_SOURCE MATERIAL:_
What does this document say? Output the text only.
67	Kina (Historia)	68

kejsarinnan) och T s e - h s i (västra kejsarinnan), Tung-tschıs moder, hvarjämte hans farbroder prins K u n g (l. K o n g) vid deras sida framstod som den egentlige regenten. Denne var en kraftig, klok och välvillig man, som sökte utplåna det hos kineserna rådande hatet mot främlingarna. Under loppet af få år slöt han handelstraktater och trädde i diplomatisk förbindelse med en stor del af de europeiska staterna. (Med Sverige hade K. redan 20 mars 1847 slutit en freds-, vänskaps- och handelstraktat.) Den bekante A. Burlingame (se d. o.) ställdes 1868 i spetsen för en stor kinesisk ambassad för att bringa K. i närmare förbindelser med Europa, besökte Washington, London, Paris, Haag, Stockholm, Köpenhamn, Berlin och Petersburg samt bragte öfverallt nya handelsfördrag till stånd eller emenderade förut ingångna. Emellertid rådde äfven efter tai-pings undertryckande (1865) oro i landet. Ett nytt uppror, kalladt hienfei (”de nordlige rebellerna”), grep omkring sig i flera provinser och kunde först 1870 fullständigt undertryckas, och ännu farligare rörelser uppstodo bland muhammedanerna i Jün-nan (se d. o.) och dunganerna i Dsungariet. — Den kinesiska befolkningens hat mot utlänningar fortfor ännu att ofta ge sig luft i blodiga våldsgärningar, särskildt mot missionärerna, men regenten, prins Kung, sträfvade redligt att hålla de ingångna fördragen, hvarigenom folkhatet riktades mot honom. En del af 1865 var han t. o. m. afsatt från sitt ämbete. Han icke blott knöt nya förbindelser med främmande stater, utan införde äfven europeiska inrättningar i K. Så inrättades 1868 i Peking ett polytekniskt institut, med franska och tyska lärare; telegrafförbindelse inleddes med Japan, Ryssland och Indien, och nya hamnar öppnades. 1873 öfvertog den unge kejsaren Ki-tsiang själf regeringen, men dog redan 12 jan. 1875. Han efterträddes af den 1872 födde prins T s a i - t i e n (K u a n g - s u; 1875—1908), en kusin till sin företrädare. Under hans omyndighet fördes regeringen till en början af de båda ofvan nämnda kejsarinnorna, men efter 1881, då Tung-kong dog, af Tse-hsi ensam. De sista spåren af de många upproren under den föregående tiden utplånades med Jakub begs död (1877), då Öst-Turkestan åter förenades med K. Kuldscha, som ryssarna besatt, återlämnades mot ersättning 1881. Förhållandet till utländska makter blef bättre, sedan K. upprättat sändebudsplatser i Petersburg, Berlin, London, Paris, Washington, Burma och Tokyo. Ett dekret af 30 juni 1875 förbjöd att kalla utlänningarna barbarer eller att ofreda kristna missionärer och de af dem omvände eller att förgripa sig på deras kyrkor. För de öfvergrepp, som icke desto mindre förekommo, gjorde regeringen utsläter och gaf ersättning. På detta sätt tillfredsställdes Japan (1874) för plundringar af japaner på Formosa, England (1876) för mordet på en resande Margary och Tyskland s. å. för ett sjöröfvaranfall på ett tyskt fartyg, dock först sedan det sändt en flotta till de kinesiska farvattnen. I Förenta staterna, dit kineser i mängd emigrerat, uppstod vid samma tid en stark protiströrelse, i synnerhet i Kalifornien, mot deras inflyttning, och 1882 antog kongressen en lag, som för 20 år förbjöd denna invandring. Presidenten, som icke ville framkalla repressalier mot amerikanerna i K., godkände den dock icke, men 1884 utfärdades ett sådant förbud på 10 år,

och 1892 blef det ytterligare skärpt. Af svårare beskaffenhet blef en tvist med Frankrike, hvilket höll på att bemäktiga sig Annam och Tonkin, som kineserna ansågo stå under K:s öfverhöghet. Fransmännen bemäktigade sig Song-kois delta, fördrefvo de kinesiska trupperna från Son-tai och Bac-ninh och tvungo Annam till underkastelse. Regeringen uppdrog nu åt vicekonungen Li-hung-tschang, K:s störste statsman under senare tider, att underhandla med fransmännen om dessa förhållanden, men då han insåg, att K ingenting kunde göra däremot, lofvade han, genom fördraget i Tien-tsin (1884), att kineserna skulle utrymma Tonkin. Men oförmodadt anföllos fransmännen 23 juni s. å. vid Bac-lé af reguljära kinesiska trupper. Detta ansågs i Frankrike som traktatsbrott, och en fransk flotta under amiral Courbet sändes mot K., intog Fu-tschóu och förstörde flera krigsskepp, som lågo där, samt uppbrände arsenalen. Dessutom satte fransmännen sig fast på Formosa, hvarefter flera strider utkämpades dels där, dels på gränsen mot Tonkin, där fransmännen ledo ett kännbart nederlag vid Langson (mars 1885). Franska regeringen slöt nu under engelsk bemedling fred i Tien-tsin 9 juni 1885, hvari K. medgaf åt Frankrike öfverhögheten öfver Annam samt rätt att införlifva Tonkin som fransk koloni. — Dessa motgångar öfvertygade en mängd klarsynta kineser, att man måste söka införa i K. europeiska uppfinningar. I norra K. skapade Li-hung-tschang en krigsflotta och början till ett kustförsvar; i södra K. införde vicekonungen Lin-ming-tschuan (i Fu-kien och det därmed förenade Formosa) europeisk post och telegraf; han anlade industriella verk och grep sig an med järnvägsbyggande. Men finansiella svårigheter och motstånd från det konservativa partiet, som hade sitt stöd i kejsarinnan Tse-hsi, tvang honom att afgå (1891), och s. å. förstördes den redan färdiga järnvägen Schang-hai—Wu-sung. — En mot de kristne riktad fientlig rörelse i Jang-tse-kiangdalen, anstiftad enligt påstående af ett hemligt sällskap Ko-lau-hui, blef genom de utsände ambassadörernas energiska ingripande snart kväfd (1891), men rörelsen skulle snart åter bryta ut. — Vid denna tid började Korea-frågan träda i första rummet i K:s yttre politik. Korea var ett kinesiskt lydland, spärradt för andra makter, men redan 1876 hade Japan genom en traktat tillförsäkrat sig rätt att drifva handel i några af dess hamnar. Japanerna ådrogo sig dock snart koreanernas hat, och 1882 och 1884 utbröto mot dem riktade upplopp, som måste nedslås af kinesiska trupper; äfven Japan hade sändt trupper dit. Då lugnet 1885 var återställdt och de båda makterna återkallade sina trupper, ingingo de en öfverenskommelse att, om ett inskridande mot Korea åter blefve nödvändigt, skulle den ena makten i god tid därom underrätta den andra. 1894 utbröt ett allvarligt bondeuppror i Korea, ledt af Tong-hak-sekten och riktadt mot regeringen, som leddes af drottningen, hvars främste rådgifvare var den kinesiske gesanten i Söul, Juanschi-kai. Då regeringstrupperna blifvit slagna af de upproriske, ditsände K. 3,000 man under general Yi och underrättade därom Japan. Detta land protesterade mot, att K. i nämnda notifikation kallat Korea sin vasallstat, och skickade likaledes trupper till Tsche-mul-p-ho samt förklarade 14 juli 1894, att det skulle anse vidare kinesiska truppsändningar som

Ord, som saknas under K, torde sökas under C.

_WORK REQUEST:_
Copy the full listing verbatim.

_TASK RESULT:_
What does this document say? Output the text only.
67	Kina (Historia)	68

kejsarinnan) och T s e - h s i (västra kejsarinnan), Tung-tschıs moder, hvarjämte hans farbroder prins K u n g (l. K o n g) vid deras sida framstod som den egentlige regenten. Denne var en kraftig, klok och välvillig man, som sökte utplåna det hos kineserna rådande hatet mot främlingarna. Under loppet af få år slöt han handelstraktater och trädde i diplomatisk förbindelse med en stor del af de europeiska staterna. (Med Sverige hade K. redan 20 mars 1847 slutit en freds-, vänskaps- och handelstraktat.) Den bekante A. Burlingame (se d. o.) ställdes 1868 i spetsen för en stor kinesisk ambassad för att bringa K. i närmare förbindelser med Europa, besökte Washington, London, Paris, Haag, Stockholm, Köpenhamn, Berlin och Petersburg samt bragte öfverallt nya handelsfördrag till stånd eller emenderade förut ingångna. Emellertid rådde äfven efter tai-pings undertryckande (1865) oro i landet. Ett nytt uppror, kalladt hienfei (”de nordlige rebellerna”), grep omkring sig i flera provinser och kunde först 1870 fullständigt undertryckas, och ännu farligare rörelser uppstodo bland muhammedanerna i Jün-nan (se d. o.) och dunganerna i Dsungariet. — Den kinesiska befolkningens hat mot utlänningar fortfor ännu att ofta ge sig luft i blodiga våldsgärningar, särskildt mot missionärerna, men regenten, prins Kung, sträfvade redligt att hålla de ingångna fördragen, hvarigenom folkhatet riktades mot honom. En del af 1865 var han t. o. m. afsatt från sitt ämbete. Han icke blott knöt nya förbindelser med främmande stater, utan införde äfven europeiska inrättningar i K. Så inrättades 1868 i Peking ett polytekniskt institut, med franska och tyska lärare; telegrafförbindelse inleddes med Japan, Ryssland och Indien, och nya hamnar öppnades. 1873 öfvertog den unge kejsaren Ki-tsiang själf regeringen, men dog redan 12 jan. 1875. Han efterträddes af den 1872 födde prins T s a i - t i e n (K u a n g - s u; 1875—1908), en kusin till sin företrädare. Under hans omyndighet fördes regeringen till en början af de båda ofvan nämnda kejsarinnorna, men efter 1881, då Tung-kong dog, af Tse-hsi ensam. De sista spåren af de många upproren under den föregående tiden utplånades med Jakub begs död (1877), då Öst-Turkestan åter förenades med K. Kuldscha, som ryssarna besatt, återlämnades mot ersättning 1881. Förhållandet till utländska makter blef bättre, sedan K. upprättat sändebudsplatser i Petersburg, Berlin, London, Paris, Washington, Burma och Tokyo. Ett dekret af 30 juni 1875 förbjöd att kalla utlänningarna barbarer eller att ofreda kristna missionärer och de af dem omvände eller att förgripa sig på deras kyrkor. För de öfvergrepp, som icke desto mindre förekommo, gjorde regeringen utsläter och gaf ersättning. På detta sätt tillfredsställdes Japan (1874) för plundringar af japaner på Formosa, England (1876) för mordet på en resande Margary och Tyskland s. å. för ett sjöröfvaranfall på ett tyskt fartyg, dock först sedan det sändt en flotta till de kinesiska farvattnen. I Förenta staterna, dit kineser i mängd emigrerat, uppstod vid samma tid en stark protiströrelse, i synnerhet i Kalifornien, mot deras inflyttning, och 1882 antog kongressen en lag, som för 20 år förbjöd denna invandring. Presidenten, som icke ville framkalla repressalier mot amerikanerna i K., godkände den dock icke, men 1884 utfärdades ett sådant förbud på 10 år,

och 1892 blef det ytterligare skärpt. Af svårare beskaffenhet blef en tvist med Frankrike, hvilket höll på att bemäktiga sig Annam och Tonkin, som kineserna ansågo stå under K:s öfverhöghet. Fransmännen bemäktigade sig Song-kois delta, fördrefvo de kinesiska trupperna från Son-tai och Bac-ninh och tvungo Annam till underkastelse. Regeringen uppdrog nu åt vicekonungen Li-hung-tschang, K:s störste statsman under senare tider, att underhandla med fransmännen om dessa förhållanden, men då han insåg, att K ingenting kunde göra däremot, lofvade han, genom fördraget i Tien-tsin (1884), att kineserna skulle utrymma Tonkin. Men oförmodadt anföllos fransmännen 23 juni s. å. vid Bac-lé af reguljära kinesiska trupper. Detta ansågs i Frankrike som traktatsbrott, och en fransk flotta under amiral Courbet sändes mot K., intog Fu-tschóu och förstörde flera krigsskepp, som lågo där, samt uppbrände arsenalen. Dessutom satte fransmännen sig fast på Formosa, hvarefter flera strider utkämpades dels där, dels på gränsen mot Tonkin, där fransmännen ledo ett kännbart nederlag vid Langson (mars 1885). Franska regeringen slöt nu under engelsk bemedling fred i Tien-tsin 9 juni 1885, hvari K. medgaf åt Frankrike öfverhögheten öfver Annam samt rätt att införlifva Tonkin som fransk koloni. — Dessa motgångar öfvertygade en mängd klarsynta kineser, att man måste söka införa i K. europeiska uppfinningar. I norra K. skapade Li-hung-tschang en krigsflotta och början till ett kustförsvar; i södra K. införde vicekonungen Lin-ming-tschuan (i Fu-kien och det därmed förenade Formosa) europeisk post och telegraf; han anlade industriella verk och grep sig an med järnvägsbyggande. Men finansiella svårigheter och motstånd från det konservativa partiet, som hade sitt stöd i kejsarinnan Tse-hsi, tvang honom att afgå (1891), och s. å. förstördes den redan färdiga järnvägen Schang-hai—Wu-sung. — En mot de kristne riktad fientlig rörelse i Jang-tse-kiangdalen, anstiftad enligt påstående af ett hemligt sällskap Ko-lau-hui, blef genom de utsände ambassadörernas energiska ingripande snart kväfd (1891), men rörelsen skulle snart åter bryta ut. — Vid denna tid började Korea-frågan träda i första rummet i K:s yttre politik. Korea var ett kinesiskt lydland, spärradt för andra makter, men redan 1876 hade Japan genom en traktat tillförsäkrat sig rätt att drifva handel i några af dess hamnar. Japanerna ådrogo sig dock snart koreanernas hat, och 1882 och 1884 utbröto mot dem riktade upplopp, som måste nedslås af kinesiska trupper; äfven Japan hade sändt trupper dit. Då lugnet 1885 var återställdt och de båda makterna återkallade sina trupper, ingingo de en öfverenskommelse att, om ett inskridande mot Korea åter blefve nödvändigt, skulle den ena makten i god tid därom underrätta den andra. 1894 utbröt ett allvarligt bondeuppror i Korea, ledt af Tong-hak-sekten och riktadt mot regeringen, som leddes af drottningen, hvars främste rådgifvare var den kinesiske gesanten i Söul, Juanschi-kai. Då regeringstrupperna blifvit slagna af de upproriske, ditsände K. 3,000 man under general Yi och underrättade därom Japan. Detta land protesterade mot, att K. i nämnda notifikation kallat Korea sin vasallstat, och skickade likaledes trupper till Tsche-mul-p-ho samt förklarade 14 juli 1894, att det skulle anse vidare kinesiska truppsändningar som

Ord, som saknas under K, torde sökas under C.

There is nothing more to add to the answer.